> **必做任务 A**
请逐字照录下文中关于《金锁记》器物书写的文章里从“[关 键 词] 《金锁记》;金钱;欲望;家庭模式;器物书写”到“曹七巧的命运走向与灵魂束缚。”的这一段。

> **正文**
[摘 要] 张爱玲在《金锁记》中将日常生活中看似平凡的金锁、蝴蝶标本与翠玉手镯赋予深厚的文化意蕴与情感色彩。器物与人物的命运、情感、社会环境等紧密联系,构成一套丰富的意象系统。其中,金锁象征着人对物质、金钱的病态追求,而最终又被其束缚的生命状态;蝴蝶标本暗示着女性被限制、被观赏、被压迫的生存困境。翠玉手镯一方面继承了病态物欲对人的异化,另一方面以其封闭的、环形的结构揭示了女性命运的历史循环。
[关 键 词] 《金锁记》;金钱;欲望;家庭模式;器物书写
张爱玲曾言:“女人的缺点全是环境所致。”这句话展现出对封建时代女性生存状态的一种深刻的洞察与悲悯。在《金锁记》中,曹七巧便是在封建伦理与婚嫁文化的桎梏、男权中心社会的压迫以及物欲横流的社会风气这三重铁幕下,挣扎求生、逐渐扭曲的典型代表。她的心理和生理双重残疾,既是个人悲剧的写照,又是一个时代女性普遍困境的缩影。“文学中的服饰是一种表意的文化符号”,“揭示和反映着装人物的性格、情感、心理、意志、欲望与生存处境等多方面内容”[1]。配饰作为人物身份、性格乃至命运的象征,在《金锁记》中扮演了举足轻重的角色。其中,金锁与手镯看似寻常的物件,实则蕴含着丰富的意蕴,深刻揭示了曹七巧的命运走向与灵魂束缚。

> **所示数据**
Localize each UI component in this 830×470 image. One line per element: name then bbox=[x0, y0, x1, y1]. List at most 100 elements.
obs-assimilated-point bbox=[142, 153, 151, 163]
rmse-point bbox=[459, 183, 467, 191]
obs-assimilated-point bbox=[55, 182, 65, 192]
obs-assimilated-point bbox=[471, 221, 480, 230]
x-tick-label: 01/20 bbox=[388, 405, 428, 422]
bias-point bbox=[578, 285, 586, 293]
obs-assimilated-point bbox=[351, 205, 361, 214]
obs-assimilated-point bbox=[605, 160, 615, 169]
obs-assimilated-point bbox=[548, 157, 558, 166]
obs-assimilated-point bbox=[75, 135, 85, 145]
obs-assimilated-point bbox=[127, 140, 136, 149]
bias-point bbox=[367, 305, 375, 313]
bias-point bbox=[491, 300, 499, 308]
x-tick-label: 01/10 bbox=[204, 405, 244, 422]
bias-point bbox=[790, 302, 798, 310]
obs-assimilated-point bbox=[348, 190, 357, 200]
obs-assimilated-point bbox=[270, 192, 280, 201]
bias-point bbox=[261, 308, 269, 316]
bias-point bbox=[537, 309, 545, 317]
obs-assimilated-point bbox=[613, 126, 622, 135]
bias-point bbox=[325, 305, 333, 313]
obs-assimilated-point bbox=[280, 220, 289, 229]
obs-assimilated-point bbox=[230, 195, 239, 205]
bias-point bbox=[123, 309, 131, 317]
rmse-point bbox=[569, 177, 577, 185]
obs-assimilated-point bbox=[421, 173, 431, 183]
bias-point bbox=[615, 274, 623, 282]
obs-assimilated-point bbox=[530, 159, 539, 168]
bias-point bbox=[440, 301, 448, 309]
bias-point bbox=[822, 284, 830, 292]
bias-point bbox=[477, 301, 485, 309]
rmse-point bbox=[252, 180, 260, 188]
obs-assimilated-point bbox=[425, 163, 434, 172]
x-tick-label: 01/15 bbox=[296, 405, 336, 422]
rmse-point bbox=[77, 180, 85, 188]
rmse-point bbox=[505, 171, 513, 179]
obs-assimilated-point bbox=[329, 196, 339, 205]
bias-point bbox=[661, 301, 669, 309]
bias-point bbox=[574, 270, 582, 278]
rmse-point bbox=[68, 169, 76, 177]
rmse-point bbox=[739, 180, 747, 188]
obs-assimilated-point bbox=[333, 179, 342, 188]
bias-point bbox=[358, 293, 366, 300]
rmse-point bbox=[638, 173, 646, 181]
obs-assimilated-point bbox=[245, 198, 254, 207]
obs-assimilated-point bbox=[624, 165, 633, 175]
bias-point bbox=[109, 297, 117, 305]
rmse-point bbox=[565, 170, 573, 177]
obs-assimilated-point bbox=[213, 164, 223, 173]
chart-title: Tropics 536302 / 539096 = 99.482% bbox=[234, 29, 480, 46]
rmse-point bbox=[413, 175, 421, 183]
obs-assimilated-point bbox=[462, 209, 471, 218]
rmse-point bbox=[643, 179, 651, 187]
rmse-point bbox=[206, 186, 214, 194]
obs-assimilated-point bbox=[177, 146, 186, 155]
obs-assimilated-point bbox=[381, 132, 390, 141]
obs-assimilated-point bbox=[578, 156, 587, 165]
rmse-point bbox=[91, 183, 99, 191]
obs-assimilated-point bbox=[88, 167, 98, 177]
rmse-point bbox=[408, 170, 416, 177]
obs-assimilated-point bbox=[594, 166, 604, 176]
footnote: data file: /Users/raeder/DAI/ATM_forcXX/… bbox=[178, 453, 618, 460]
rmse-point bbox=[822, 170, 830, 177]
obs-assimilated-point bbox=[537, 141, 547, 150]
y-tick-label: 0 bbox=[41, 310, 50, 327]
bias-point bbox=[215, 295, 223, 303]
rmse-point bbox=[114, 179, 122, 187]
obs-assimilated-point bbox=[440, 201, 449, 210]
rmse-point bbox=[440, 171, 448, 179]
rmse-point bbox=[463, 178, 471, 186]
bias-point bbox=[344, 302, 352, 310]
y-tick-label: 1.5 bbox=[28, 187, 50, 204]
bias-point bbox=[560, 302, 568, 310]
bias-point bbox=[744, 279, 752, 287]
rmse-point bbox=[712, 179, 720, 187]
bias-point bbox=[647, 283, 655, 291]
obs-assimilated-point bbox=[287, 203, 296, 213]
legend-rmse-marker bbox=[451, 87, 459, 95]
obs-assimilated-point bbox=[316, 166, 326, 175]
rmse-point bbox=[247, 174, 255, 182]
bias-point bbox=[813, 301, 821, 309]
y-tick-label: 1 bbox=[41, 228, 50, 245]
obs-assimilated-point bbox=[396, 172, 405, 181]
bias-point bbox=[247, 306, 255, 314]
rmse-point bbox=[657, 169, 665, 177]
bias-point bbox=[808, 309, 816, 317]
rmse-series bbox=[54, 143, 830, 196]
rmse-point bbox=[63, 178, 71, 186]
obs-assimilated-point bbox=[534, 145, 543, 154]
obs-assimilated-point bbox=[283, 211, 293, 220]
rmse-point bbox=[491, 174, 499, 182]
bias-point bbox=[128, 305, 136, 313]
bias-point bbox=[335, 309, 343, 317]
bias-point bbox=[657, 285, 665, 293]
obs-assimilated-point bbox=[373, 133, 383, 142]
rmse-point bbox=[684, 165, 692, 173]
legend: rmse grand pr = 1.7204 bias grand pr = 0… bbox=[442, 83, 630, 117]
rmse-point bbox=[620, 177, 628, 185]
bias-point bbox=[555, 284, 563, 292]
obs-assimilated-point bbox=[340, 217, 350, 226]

> **必做任务 B**
请原样引用上方记录中从第一行起，到含有“obs-assimilated-point bbox=[530, 159, 539, 168]”的那一行为止的全部内容，首尾两行均包括在内。

> **完整解答 A**
[关 键 词] 《金锁记》;金钱;欲望;家庭模式;器物书写
张爱玲曾言:“女人的缺点全是环境所致。”这句话展现出对封建时代女性生存状态的一种深刻的洞察与悲悯。在《金锁记》中,曹七巧便是在封建伦理与婚嫁文化的桎梏、男权中心社会的压迫以及物欲横流的社会风气这三重铁幕下,挣扎求生、逐渐扭曲的典型代表。她的心理和生理双重残疾,既是个人悲剧的写照,又是一个时代女性普遍困境的缩影。“文学中的服饰是一种表意的文化符号”,“揭示和反映着装人物的性格、情感、心理、意志、欲望与生存处境等多方面内容”[1]。配饰作为人物身份、性格乃至命运的象征,在《金锁记》中扮演了举足轻重的角色。其中,金锁与手镯看似寻常的物件,实则蕴含着丰富的意蕴,深刻揭示了曹七巧的命运走向与灵魂束缚。

> **完整解答 B**
Localize each UI component in this 830×470 image. One line per element: name then bbox=[x0, y0, x1, y1]. List at most 100 elements.
obs-assimilated-point bbox=[142, 153, 151, 163]
rmse-point bbox=[459, 183, 467, 191]
obs-assimilated-point bbox=[55, 182, 65, 192]
obs-assimilated-point bbox=[471, 221, 480, 230]
x-tick-label: 01/20 bbox=[388, 405, 428, 422]
bias-point bbox=[578, 285, 586, 293]
obs-assimilated-point bbox=[351, 205, 361, 214]
obs-assimilated-point bbox=[605, 160, 615, 169]
obs-assimilated-point bbox=[548, 157, 558, 166]
obs-assimilated-point bbox=[75, 135, 85, 145]
obs-assimilated-point bbox=[127, 140, 136, 149]
bias-point bbox=[367, 305, 375, 313]
bias-point bbox=[491, 300, 499, 308]
x-tick-label: 01/10 bbox=[204, 405, 244, 422]
bias-point bbox=[790, 302, 798, 310]
obs-assimilated-point bbox=[348, 190, 357, 200]
obs-assimilated-point bbox=[270, 192, 280, 201]
bias-point bbox=[261, 308, 269, 316]
bias-point bbox=[537, 309, 545, 317]
obs-assimilated-point bbox=[613, 126, 622, 135]
bias-point bbox=[325, 305, 333, 313]
obs-assimilated-point bbox=[280, 220, 289, 229]
obs-assimilated-point bbox=[230, 195, 239, 205]
bias-point bbox=[123, 309, 131, 317]
rmse-point bbox=[569, 177, 577, 185]
obs-assimilated-point bbox=[421, 173, 431, 183]
bias-point bbox=[615, 274, 623, 282]
obs-assimilated-point bbox=[530, 159, 539, 168]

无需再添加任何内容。